** Begin Extracted entries **

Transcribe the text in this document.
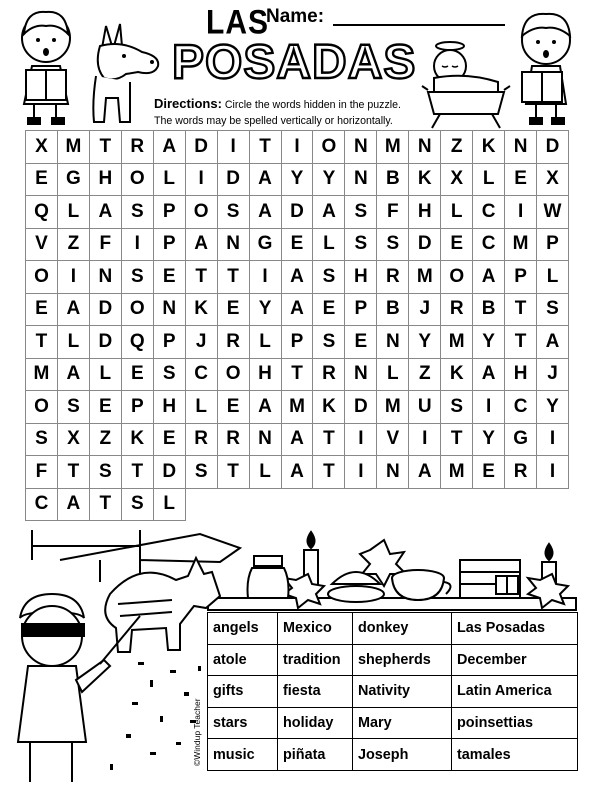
LAS
POSADAS
Name:
Directions: Circle the words hidden in the puzzle.
The words may be spelled vertically or horizontally.
X M T	R A D	I	T	I	O N M N	Z	K N D
E G H O L	I	D A Y	Y N B K X	L	E	X
Q L	A S	P O S A D A S	F	H	L	C	I	W
V	Z	F	I	P A N G E	L	S	S D E C M P
O	I	N S	E	T	T	I	A S H R M O A P	L
E A D O N K E	Y A E	P B	J	R B	T	S
T	L	D Q P	J	R	L	P	S	E N Y M Y	T	A
M A	L	E	S C O H	T	R N	L	Z	K A H	J
O S	E	P H	L	E A M K D M U S	I	C Y
S	X	Z	K E R R N A	T	I	V	I	T	Y G	I
F	T	S	T	D S	T	L	A	T	I	N A M E R	I
C A	T	S	L
angels	Mexico	donkey	Las Posadas
atole	tradition	shepherds	December
gifts	fiesta	Nativity	Latin America
stars	holiday	Mary	poinsettias
music	piñata	Joseph	tamales
©Windup Teacher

** End Extracted entries **

Task directions:
Pictures in the records should not appear in your copy, but everything else must be transcribed exactly.

Correct answer:
Transcribe the text in this document.
LAS
POSADAS
Name:
Directions: Circle the words hidden in the puzzle.
The words may be spelled vertically or horizontally.
X M T	R A D	I	T	I	O N M N	Z	K N D
E G H O L	I	D A Y	Y N B K X	L	E	X
Q L	A S	P O S A D A S	F	H	L	C	I	W
V	Z	F	I	P A N G E	L	S	S D E C M P
O	I	N S	E	T	T	I	A S H R M O A P	L
E A D O N K E	Y A E	P B	J	R B	T	S
T	L	D Q P	J	R	L	P	S	E N Y M Y	T	A
M A	L	E	S C O H	T	R N	L	Z	K A H	J
O S	E	P H	L	E A M K D M U S	I	C Y
S	X	Z	K E R R N A	T	I	V	I	T	Y G	I
F	T	S	T	D S	T	L	A	T	I	N A M E R	I
C A	T	S	L
angels	Mexico	donkey	Las Posadas
atole	tradition	shepherds	December
gifts	fiesta	Nativity	Latin America
stars	holiday	Mary	poinsettias
music	piñata	Joseph	tamales
©Windup Teacher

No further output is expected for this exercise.